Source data
________________
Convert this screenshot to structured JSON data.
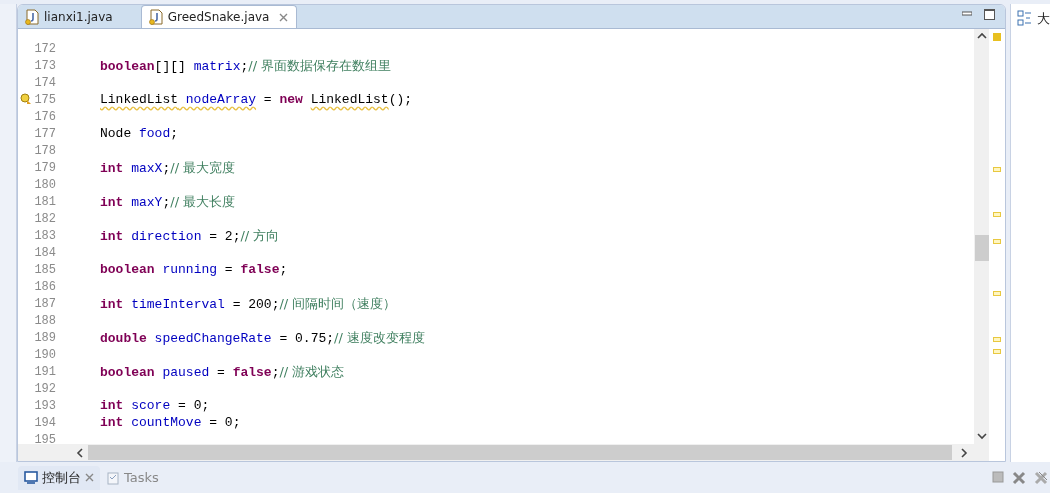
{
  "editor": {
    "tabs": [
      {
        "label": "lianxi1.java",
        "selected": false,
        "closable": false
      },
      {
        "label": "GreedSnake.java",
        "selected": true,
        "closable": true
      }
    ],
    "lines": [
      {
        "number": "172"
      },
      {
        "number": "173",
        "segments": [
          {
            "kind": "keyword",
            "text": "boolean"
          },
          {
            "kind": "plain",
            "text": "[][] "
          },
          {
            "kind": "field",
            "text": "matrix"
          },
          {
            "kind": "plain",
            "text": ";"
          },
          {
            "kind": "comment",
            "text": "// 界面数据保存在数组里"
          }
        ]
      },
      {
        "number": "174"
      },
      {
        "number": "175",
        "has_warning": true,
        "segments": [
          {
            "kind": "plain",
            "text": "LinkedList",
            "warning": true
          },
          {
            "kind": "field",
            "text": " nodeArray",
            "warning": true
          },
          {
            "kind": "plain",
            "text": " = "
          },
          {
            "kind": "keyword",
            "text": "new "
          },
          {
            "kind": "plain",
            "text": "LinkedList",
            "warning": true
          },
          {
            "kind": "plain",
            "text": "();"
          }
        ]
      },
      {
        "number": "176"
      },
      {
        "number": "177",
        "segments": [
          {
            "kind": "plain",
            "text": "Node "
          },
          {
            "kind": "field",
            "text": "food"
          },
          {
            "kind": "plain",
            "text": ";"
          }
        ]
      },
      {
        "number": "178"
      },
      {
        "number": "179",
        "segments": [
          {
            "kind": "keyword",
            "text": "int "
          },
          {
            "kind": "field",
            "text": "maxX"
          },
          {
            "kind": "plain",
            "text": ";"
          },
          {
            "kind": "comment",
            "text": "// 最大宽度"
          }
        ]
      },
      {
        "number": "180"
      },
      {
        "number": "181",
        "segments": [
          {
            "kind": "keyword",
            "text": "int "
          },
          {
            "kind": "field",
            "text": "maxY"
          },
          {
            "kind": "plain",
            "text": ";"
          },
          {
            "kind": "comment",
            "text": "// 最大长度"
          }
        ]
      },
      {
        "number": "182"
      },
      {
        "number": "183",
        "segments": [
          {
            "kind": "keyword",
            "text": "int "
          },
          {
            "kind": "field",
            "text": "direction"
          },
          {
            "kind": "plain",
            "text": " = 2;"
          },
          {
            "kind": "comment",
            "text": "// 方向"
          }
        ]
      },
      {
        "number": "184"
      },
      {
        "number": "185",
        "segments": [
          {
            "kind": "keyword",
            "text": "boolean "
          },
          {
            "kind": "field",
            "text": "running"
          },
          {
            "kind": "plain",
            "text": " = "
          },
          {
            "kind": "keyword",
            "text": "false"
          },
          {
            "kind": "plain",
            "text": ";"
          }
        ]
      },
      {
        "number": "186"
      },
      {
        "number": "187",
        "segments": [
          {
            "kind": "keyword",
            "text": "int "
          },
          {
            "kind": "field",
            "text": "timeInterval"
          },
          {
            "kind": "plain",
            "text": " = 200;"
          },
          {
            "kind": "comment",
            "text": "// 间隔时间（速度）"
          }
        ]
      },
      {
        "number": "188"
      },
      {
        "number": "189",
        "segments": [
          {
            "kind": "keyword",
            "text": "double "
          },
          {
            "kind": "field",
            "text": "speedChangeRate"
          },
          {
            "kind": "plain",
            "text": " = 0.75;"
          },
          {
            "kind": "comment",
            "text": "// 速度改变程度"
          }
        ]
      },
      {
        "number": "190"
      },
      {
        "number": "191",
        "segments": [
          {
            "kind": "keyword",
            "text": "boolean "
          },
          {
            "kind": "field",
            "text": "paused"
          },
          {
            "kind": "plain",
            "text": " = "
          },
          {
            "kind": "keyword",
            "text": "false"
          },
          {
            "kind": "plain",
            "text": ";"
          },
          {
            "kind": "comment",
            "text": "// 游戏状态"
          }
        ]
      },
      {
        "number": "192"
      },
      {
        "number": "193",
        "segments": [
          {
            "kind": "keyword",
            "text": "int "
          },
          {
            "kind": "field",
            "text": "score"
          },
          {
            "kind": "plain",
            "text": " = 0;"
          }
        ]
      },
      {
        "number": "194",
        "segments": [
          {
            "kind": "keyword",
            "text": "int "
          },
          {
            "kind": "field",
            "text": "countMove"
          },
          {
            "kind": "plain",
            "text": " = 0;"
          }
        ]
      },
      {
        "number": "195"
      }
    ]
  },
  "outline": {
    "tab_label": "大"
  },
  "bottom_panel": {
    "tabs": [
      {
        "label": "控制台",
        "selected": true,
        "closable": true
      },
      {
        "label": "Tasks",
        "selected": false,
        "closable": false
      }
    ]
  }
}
________________
● **Problem details**
Reproduce all of the material above word for word. Omit the pictures.

● **Written response**
Convert this screenshot to structured JSON data.
{
  "editor": {
    "tabs": [
      {
        "label": "lianxi1.java",
        "selected": false,
        "closable": false
      },
      {
        "label": "GreedSnake.java",
        "selected": true,
        "closable": true
      }
    ],
    "lines": [
      {
        "number": "172"
      },
      {
        "number": "173",
        "segments": [
          {
            "kind": "keyword",
            "text": "boolean"
          },
          {
            "kind": "plain",
            "text": "[][] "
          },
          {
            "kind": "field",
            "text": "matrix"
          },
          {
            "kind": "plain",
            "text": ";"
          },
          {
            "kind": "comment",
            "text": "// 界面数据保存在数组里"
          }
        ]
      },
      {
        "number": "174"
      },
      {
        "number": "175",
        "has_warning": true,
        "segments": [
          {
            "kind": "plain",
            "text": "LinkedList",
            "warning": true
          },
          {
            "kind": "field",
            "text": " nodeArray",
            "warning": true
          },
          {
            "kind": "plain",
            "text": " = "
          },
          {
            "kind": "keyword",
            "text": "new "
          },
          {
            "kind": "plain",
            "text": "LinkedList",
            "warning": true
          },
          {
            "kind": "plain",
            "text": "();"
          }
        ]
      },
      {
        "number": "176"
      },
      {
        "number": "177",
        "segments": [
          {
            "kind": "plain",
            "text": "Node "
          },
          {
            "kind": "field",
            "text": "food"
          },
          {
            "kind": "plain",
            "text": ";"
          }
        ]
      },
      {
        "number": "178"
      },
      {
        "number": "179",
        "segments": [
          {
            "kind": "keyword",
            "text": "int "
          },
          {
            "kind": "field",
            "text": "maxX"
          },
          {
            "kind": "plain",
            "text": ";"
          },
          {
            "kind": "comment",
            "text": "// 最大宽度"
          }
        ]
      },
      {
        "number": "180"
      },
      {
        "number": "181",
        "segments": [
          {
            "kind": "keyword",
            "text": "int "
          },
          {
            "kind": "field",
            "text": "maxY"
          },
          {
            "kind": "plain",
            "text": ";"
          },
          {
            "kind": "comment",
            "text": "// 最大长度"
          }
        ]
      },
      {
        "number": "182"
      },
      {
        "number": "183",
        "segments": [
          {
            "kind": "keyword",
            "text": "int "
          },
          {
            "kind": "field",
            "text": "direction"
          },
          {
            "kind": "plain",
            "text": " = 2;"
          },
          {
            "kind": "comment",
            "text": "// 方向"
          }
        ]
      },
      {
        "number": "184"
      },
      {
        "number": "185",
        "segments": [
          {
            "kind": "keyword",
            "text": "boolean "
          },
          {
            "kind": "field",
            "text": "running"
          },
          {
            "kind": "plain",
            "text": " = "
          },
          {
            "kind": "keyword",
            "text": "false"
          },
          {
            "kind": "plain",
            "text": ";"
          }
        ]
      },
      {
        "number": "186"
      },
      {
        "number": "187",
        "segments": [
          {
            "kind": "keyword",
            "text": "int "
          },
          {
            "kind": "field",
            "text": "timeInterval"
          },
          {
            "kind": "plain",
            "text": " = 200;"
          },
          {
            "kind": "comment",
            "text": "// 间隔时间（速度）"
          }
        ]
      },
      {
        "number": "188"
      },
      {
        "number": "189",
        "segments": [
          {
            "kind": "keyword",
            "text": "double "
          },
          {
            "kind": "field",
            "text": "speedChangeRate"
          },
          {
            "kind": "plain",
            "text": " = 0.75;"
          },
          {
            "kind": "comment",
            "text": "// 速度改变程度"
          }
        ]
      },
      {
        "number": "190"
      },
      {
        "number": "191",
        "segments": [
          {
            "kind": "keyword",
            "text": "boolean "
          },
          {
            "kind": "field",
            "text": "paused"
          },
          {
            "kind": "plain",
            "text": " = "
          },
          {
            "kind": "keyword",
            "text": "false"
          },
          {
            "kind": "plain",
            "text": ";"
          },
          {
            "kind": "comment",
            "text": "// 游戏状态"
          }
        ]
      },
      {
        "number": "192"
      },
      {
        "number": "193",
        "segments": [
          {
            "kind": "keyword",
            "text": "int "
          },
          {
            "kind": "field",
            "text": "score"
          },
          {
            "kind": "plain",
            "text": " = 0;"
          }
        ]
      },
      {
        "number": "194",
        "segments": [
          {
            "kind": "keyword",
            "text": "int "
          },
          {
            "kind": "field",
            "text": "countMove"
          },
          {
            "kind": "plain",
            "text": " = 0;"
          }
        ]
      },
      {
        "number": "195"
      }
    ]
  },
  "outline": {
    "tab_label": "大"
  },
  "bottom_panel": {
    "tabs": [
      {
        "label": "控制台",
        "selected": true,
        "closable": true
      },
      {
        "label": "Tasks",
        "selected": false,
        "closable": false
      }
    ]
  }
}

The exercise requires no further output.